▶ _Problem requirements_
Reproduce every record exactly as it appears, but not the pictures.

>>>

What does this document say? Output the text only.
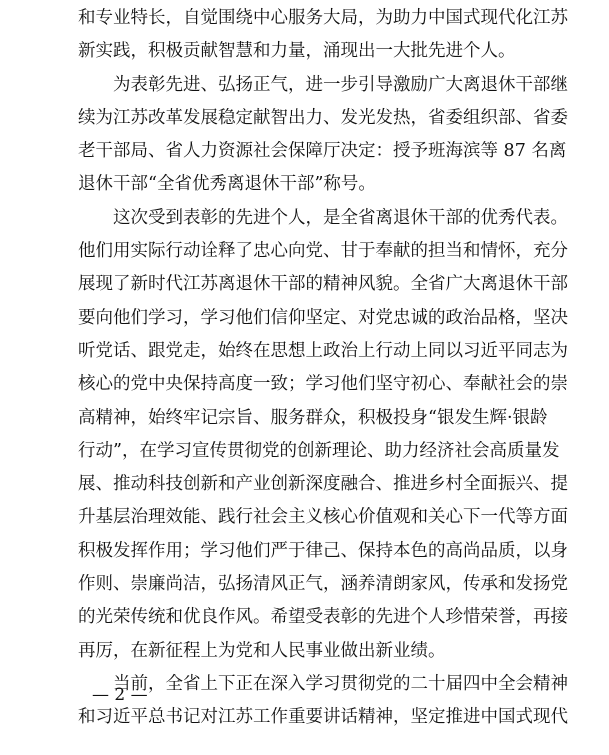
和专业特长，自觉围绕中心服务大局，为助力中国式现代化江苏
新实践，积极贡献智慧和力量，涌现出一大批先进个人。
为表彰先进、弘扬正气，进一步引导激励广大离退休干部继
续为江苏改革发展稳定献智出力、发光发热，省委组织部、省委
老干部局、省人力资源社会保障厅决定：授予班海滨等 87 名离
退休干部“全省优秀离退休干部”称号。
这次受到表彰的先进个人，是全省离退休干部的优秀代表。
他们用实际行动诠释了忠心向党、甘于奉献的担当和情怀，充分
展现了新时代江苏离退休干部的精神风貌。全省广大离退休干部
要向他们学习，学习他们信仰坚定、对党忠诚的政治品格，坚决
听党话、跟党走，始终在思想上政治上行动上同以习近平同志为
核心的党中央保持高度一致；学习他们坚守初心、奉献社会的崇
高精神，始终牢记宗旨、服务群众，积极投身“银发生辉·银龄
行动”，在学习宣传贯彻党的创新理论、助力经济社会高质量发
展、推动科技创新和产业创新深度融合、推进乡村全面振兴、提
升基层治理效能、践行社会主义核心价值观和关心下一代等方面
积极发挥作用；学习他们严于律己、保持本色的高尚品质，以身
作则、崇廉尚洁，弘扬清风正气，涵养清朗家风，传承和发扬党
的光荣传统和优良作风。希望受表彰的先进个人珍惜荣誉，再接
再厉，在新征程上为党和人民事业做出新业绩。
当前，全省上下正在深入学习贯彻党的二十届四中全会精神
和习近平总书记对江苏工作重要讲话精神，坚定推进中国式现代
— 2 —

<<<

▶ _Complete answer_
What does this document say? Output the text only.
和专业特长，自觉围绕中心服务大局，为助力中国式现代化江苏
新实践，积极贡献智慧和力量，涌现出一大批先进个人。
为表彰先进、弘扬正气，进一步引导激励广大离退休干部继
续为江苏改革发展稳定献智出力、发光发热，省委组织部、省委
老干部局、省人力资源社会保障厅决定：授予班海滨等 87 名离
退休干部“全省优秀离退休干部”称号。
这次受到表彰的先进个人，是全省离退休干部的优秀代表。
他们用实际行动诠释了忠心向党、甘于奉献的担当和情怀，充分
展现了新时代江苏离退休干部的精神风貌。全省广大离退休干部
要向他们学习，学习他们信仰坚定、对党忠诚的政治品格，坚决
听党话、跟党走，始终在思想上政治上行动上同以习近平同志为
核心的党中央保持高度一致；学习他们坚守初心、奉献社会的崇
高精神，始终牢记宗旨、服务群众，积极投身“银发生辉·银龄
行动”，在学习宣传贯彻党的创新理论、助力经济社会高质量发
展、推动科技创新和产业创新深度融合、推进乡村全面振兴、提
升基层治理效能、践行社会主义核心价值观和关心下一代等方面
积极发挥作用；学习他们严于律己、保持本色的高尚品质，以身
作则、崇廉尚洁，弘扬清风正气，涵养清朗家风，传承和发扬党
的光荣传统和优良作风。希望受表彰的先进个人珍惜荣誉，再接
再厉，在新征程上为党和人民事业做出新业绩。
当前，全省上下正在深入学习贯彻党的二十届四中全会精神
和习近平总书记对江苏工作重要讲话精神，坚定推进中国式现代
— 2 —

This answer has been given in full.